_Problem to solve_
Every record below should be printed exactly as given.

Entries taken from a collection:

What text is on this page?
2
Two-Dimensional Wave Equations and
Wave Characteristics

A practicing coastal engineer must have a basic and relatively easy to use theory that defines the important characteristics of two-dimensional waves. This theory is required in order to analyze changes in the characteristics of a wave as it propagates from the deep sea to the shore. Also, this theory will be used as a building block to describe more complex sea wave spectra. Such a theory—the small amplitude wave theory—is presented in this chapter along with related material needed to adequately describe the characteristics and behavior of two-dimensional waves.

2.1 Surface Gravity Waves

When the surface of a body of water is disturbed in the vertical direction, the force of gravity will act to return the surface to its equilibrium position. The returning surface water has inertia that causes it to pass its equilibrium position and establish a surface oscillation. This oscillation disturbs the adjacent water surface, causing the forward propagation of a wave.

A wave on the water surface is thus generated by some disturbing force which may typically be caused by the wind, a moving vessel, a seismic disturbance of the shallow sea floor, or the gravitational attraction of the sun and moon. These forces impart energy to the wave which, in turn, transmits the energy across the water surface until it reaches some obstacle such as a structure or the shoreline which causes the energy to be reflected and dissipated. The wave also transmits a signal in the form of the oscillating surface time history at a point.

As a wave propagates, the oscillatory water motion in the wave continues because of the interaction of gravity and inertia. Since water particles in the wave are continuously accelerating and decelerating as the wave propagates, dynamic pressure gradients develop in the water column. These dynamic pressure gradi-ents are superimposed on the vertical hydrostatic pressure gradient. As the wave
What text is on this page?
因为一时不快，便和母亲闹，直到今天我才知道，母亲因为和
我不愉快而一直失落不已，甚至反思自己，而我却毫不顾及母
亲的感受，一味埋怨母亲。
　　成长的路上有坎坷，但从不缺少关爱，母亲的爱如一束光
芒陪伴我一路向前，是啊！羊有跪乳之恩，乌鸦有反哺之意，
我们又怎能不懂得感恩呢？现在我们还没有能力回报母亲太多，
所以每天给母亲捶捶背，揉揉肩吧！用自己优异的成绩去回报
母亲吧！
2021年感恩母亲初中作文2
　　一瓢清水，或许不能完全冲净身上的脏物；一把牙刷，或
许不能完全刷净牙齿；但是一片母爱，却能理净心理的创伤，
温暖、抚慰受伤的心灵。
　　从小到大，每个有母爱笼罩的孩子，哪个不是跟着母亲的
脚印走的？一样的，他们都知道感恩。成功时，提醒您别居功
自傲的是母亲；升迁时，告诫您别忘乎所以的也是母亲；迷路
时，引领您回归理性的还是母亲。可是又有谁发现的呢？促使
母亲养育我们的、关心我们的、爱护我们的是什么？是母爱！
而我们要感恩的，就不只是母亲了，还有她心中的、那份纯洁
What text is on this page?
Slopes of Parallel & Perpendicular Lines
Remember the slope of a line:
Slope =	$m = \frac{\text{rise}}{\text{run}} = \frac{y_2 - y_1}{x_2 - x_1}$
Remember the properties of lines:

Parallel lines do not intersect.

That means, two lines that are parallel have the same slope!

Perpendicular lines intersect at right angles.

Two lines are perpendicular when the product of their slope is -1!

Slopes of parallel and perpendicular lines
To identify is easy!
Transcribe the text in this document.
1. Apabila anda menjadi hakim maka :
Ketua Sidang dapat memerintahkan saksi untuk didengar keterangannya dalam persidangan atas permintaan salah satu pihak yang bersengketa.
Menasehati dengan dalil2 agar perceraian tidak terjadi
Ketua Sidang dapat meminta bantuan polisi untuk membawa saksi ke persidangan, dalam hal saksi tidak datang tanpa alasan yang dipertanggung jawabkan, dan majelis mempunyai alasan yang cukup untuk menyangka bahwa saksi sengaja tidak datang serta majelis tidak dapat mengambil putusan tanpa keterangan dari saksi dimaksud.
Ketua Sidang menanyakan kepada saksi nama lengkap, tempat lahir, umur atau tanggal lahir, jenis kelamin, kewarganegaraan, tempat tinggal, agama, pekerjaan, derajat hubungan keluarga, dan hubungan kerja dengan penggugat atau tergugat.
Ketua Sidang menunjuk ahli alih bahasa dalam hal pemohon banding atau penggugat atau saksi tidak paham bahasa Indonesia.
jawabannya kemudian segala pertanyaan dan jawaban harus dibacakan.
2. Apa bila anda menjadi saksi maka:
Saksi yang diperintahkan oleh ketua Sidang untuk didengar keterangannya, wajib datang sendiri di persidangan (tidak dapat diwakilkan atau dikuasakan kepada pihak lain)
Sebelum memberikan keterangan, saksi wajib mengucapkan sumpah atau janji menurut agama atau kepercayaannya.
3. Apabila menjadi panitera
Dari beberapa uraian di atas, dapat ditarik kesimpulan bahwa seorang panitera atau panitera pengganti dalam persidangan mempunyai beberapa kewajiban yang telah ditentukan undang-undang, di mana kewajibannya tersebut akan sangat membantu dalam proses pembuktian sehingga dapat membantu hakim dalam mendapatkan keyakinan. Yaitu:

_Answer to this task_
What text is on this page?
2
Two-Dimensional Wave Equations and
Wave Characteristics

A practicing coastal engineer must have a basic and relatively easy to use theory that defines the important characteristics of two-dimensional waves. This theory is required in order to analyze changes in the characteristics of a wave as it propagates from the deep sea to the shore. Also, this theory will be used as a building block to describe more complex sea wave spectra. Such a theory—the small amplitude wave theory—is presented in this chapter along with related material needed to adequately describe the characteristics and behavior of two-dimensional waves.

2.1 Surface Gravity Waves

When the surface of a body of water is disturbed in the vertical direction, the force of gravity will act to return the surface to its equilibrium position. The returning surface water has inertia that causes it to pass its equilibrium position and establish a surface oscillation. This oscillation disturbs the adjacent water surface, causing the forward propagation of a wave.

A wave on the water surface is thus generated by some disturbing force which may typically be caused by the wind, a moving vessel, a seismic disturbance of the shallow sea floor, or the gravitational attraction of the sun and moon. These forces impart energy to the wave which, in turn, transmits the energy across the water surface until it reaches some obstacle such as a structure or the shoreline which causes the energy to be reflected and dissipated. The wave also transmits a signal in the form of the oscillating surface time history at a point.

As a wave propagates, the oscillatory water motion in the wave continues because of the interaction of gravity and inertia. Since water particles in the wave are continuously accelerating and decelerating as the wave propagates, dynamic pressure gradients develop in the water column. These dynamic pressure gradi-ents are superimposed on the vertical hydrostatic pressure gradient. As the wave
What text is on this page?
因为一时不快，便和母亲闹，直到今天我才知道，母亲因为和
我不愉快而一直失落不已，甚至反思自己，而我却毫不顾及母
亲的感受，一味埋怨母亲。
　　成长的路上有坎坷，但从不缺少关爱，母亲的爱如一束光
芒陪伴我一路向前，是啊！羊有跪乳之恩，乌鸦有反哺之意，
我们又怎能不懂得感恩呢？现在我们还没有能力回报母亲太多，
所以每天给母亲捶捶背，揉揉肩吧！用自己优异的成绩去回报
母亲吧！
2021年感恩母亲初中作文2
　　一瓢清水，或许不能完全冲净身上的脏物；一把牙刷，或
许不能完全刷净牙齿；但是一片母爱，却能理净心理的创伤，
温暖、抚慰受伤的心灵。
　　从小到大，每个有母爱笼罩的孩子，哪个不是跟着母亲的
脚印走的？一样的，他们都知道感恩。成功时，提醒您别居功
自傲的是母亲；升迁时，告诫您别忘乎所以的也是母亲；迷路
时，引领您回归理性的还是母亲。可是又有谁发现的呢？促使
母亲养育我们的、关心我们的、爱护我们的是什么？是母爱！
而我们要感恩的，就不只是母亲了，还有她心中的、那份纯洁
What text is on this page?
Slopes of Parallel & Perpendicular Lines
Remember the slope of a line:
Slope =	$m = \frac{\text{rise}}{\text{run}} = \frac{y_2 - y_1}{x_2 - x_1}$
Remember the properties of lines:

Parallel lines do not intersect.

That means, two lines that are parallel have the same slope!

Perpendicular lines intersect at right angles.

Two lines are perpendicular when the product of their slope is -1!

Slopes of parallel and perpendicular lines
To identify is easy!
Transcribe the text in this document.
1. Apabila anda menjadi hakim maka :
Ketua Sidang dapat memerintahkan saksi untuk didengar keterangannya dalam persidangan atas permintaan salah satu pihak yang bersengketa.
Menasehati dengan dalil2 agar perceraian tidak terjadi
Ketua Sidang dapat meminta bantuan polisi untuk membawa saksi ke persidangan, dalam hal saksi tidak datang tanpa alasan yang dipertanggung jawabkan, dan majelis mempunyai alasan yang cukup untuk menyangka bahwa saksi sengaja tidak datang serta majelis tidak dapat mengambil putusan tanpa keterangan dari saksi dimaksud.
Ketua Sidang menanyakan kepada saksi nama lengkap, tempat lahir, umur atau tanggal lahir, jenis kelamin, kewarganegaraan, tempat tinggal, agama, pekerjaan, derajat hubungan keluarga, dan hubungan kerja dengan penggugat atau tergugat.
Ketua Sidang menunjuk ahli alih bahasa dalam hal pemohon banding atau penggugat atau saksi tidak paham bahasa Indonesia.
jawabannya kemudian segala pertanyaan dan jawaban harus dibacakan.
2. Apa bila anda menjadi saksi maka:
Saksi yang diperintahkan oleh ketua Sidang untuk didengar keterangannya, wajib datang sendiri di persidangan (tidak dapat diwakilkan atau dikuasakan kepada pihak lain)
Sebelum memberikan keterangan, saksi wajib mengucapkan sumpah atau janji menurut agama atau kepercayaannya.
3. Apabila menjadi panitera
Dari beberapa uraian di atas, dapat ditarik kesimpulan bahwa seorang panitera atau panitera pengganti dalam persidangan mempunyai beberapa kewajiban yang telah ditentukan undang-undang, di mana kewajibannya tersebut akan sangat membantu dalam proses pembuktian sehingga dapat membantu hakim dalam mendapatkan keyakinan. Yaitu:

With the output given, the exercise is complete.